[Records from a collection of figures]
_ _ _
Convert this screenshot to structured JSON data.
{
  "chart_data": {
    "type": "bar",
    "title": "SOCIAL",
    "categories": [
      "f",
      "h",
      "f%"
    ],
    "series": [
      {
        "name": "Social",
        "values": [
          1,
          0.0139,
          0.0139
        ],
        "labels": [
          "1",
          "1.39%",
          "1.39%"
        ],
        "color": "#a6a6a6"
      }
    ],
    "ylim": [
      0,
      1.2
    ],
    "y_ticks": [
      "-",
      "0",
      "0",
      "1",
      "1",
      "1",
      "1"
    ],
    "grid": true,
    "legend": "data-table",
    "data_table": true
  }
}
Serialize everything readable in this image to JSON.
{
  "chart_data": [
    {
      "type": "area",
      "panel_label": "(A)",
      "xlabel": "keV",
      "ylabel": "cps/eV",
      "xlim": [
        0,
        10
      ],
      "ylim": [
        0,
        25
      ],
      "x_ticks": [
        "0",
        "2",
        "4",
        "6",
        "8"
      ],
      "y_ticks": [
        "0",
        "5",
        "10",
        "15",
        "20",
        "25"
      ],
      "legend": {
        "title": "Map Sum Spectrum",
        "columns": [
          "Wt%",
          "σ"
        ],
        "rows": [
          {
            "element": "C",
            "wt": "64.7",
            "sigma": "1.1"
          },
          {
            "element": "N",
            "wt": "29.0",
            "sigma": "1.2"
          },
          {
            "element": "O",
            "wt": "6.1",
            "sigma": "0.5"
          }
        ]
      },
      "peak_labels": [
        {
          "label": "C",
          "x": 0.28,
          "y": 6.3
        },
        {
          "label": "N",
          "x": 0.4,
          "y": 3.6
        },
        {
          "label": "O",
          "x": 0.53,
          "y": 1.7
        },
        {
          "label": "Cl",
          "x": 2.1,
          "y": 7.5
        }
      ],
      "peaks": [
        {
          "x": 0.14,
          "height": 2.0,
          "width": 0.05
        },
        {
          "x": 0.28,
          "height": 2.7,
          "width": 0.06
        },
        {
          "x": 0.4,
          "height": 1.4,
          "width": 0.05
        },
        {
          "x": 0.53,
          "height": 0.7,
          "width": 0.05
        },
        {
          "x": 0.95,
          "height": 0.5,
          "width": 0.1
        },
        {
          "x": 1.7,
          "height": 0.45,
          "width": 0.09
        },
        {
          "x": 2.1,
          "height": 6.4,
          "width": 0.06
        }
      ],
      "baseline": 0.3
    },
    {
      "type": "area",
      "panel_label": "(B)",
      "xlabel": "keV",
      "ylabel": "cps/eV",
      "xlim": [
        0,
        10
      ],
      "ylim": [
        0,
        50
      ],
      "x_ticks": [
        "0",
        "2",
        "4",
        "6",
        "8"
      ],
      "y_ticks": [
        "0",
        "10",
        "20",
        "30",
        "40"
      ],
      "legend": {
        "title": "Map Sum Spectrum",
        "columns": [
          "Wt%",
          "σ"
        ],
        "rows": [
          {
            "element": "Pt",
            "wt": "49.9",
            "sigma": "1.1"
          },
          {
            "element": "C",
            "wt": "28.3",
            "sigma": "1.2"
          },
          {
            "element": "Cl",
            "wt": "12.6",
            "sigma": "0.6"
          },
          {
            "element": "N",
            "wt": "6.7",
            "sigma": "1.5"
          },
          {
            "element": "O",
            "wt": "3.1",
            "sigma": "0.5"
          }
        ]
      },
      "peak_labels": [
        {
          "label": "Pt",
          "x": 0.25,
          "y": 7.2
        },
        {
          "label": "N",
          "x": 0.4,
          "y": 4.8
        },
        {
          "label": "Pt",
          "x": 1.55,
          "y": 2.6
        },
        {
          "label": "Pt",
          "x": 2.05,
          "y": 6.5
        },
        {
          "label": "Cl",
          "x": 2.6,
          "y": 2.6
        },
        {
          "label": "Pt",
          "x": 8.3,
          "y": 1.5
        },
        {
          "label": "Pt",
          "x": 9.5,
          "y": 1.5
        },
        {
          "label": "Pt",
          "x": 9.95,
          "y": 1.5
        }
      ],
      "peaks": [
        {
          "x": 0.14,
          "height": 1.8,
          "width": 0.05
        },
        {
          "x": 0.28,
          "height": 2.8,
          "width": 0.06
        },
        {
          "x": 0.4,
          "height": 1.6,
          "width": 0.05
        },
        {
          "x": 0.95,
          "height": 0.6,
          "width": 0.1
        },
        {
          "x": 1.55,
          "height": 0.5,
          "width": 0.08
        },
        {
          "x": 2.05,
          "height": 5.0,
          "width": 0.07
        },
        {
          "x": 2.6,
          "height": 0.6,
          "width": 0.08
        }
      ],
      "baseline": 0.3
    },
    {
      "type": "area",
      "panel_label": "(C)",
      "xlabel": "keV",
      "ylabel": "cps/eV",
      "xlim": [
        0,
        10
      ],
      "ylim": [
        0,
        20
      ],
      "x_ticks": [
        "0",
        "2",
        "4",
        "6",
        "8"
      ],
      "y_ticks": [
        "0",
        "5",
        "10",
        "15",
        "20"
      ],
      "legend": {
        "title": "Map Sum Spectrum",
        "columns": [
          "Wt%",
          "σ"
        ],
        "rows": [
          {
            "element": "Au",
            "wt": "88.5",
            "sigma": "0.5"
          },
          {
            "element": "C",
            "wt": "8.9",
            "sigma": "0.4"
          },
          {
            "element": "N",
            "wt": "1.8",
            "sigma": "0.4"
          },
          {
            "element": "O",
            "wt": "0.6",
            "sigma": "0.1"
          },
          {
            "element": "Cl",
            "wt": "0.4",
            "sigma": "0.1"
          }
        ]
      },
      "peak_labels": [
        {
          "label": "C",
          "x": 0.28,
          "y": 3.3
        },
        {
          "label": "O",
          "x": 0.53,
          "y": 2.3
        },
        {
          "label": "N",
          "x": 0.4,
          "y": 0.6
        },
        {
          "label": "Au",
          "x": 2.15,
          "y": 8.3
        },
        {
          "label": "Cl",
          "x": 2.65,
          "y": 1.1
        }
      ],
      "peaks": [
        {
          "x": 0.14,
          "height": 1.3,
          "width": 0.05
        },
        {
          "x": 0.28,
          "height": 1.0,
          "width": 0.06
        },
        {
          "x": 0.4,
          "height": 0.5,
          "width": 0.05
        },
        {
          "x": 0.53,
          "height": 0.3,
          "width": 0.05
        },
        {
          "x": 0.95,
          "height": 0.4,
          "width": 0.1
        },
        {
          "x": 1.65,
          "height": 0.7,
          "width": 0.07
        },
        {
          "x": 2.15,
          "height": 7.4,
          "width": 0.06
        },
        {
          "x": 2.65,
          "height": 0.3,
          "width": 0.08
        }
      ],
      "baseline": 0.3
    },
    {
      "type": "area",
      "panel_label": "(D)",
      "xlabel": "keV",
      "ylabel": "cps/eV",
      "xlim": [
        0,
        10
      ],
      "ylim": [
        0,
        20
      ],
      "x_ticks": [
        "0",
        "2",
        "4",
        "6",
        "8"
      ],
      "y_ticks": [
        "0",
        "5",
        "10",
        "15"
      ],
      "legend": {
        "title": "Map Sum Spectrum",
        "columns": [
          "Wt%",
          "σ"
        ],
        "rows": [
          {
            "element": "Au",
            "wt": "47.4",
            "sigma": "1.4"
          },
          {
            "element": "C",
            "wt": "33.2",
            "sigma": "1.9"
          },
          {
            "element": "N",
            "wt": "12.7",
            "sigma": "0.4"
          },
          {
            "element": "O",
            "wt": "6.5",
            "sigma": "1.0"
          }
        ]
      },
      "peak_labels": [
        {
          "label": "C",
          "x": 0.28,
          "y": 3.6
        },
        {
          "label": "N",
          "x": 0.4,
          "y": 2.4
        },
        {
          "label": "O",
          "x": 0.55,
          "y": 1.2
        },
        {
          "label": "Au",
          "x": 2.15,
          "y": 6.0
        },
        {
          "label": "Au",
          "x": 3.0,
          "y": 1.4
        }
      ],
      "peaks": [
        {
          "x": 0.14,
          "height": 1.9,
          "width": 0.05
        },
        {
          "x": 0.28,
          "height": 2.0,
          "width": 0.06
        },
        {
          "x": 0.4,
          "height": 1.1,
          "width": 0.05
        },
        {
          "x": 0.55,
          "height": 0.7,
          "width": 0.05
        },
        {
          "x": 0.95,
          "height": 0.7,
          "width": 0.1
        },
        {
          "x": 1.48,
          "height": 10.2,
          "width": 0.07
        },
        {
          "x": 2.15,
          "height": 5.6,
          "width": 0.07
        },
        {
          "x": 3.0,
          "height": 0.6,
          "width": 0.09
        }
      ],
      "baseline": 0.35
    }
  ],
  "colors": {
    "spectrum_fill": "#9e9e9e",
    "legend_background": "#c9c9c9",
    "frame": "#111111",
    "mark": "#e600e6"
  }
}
_ _ _
> _Your objective_
Return only the number of lines in the data above that include the word "JSON".

> _Solution for this task_
2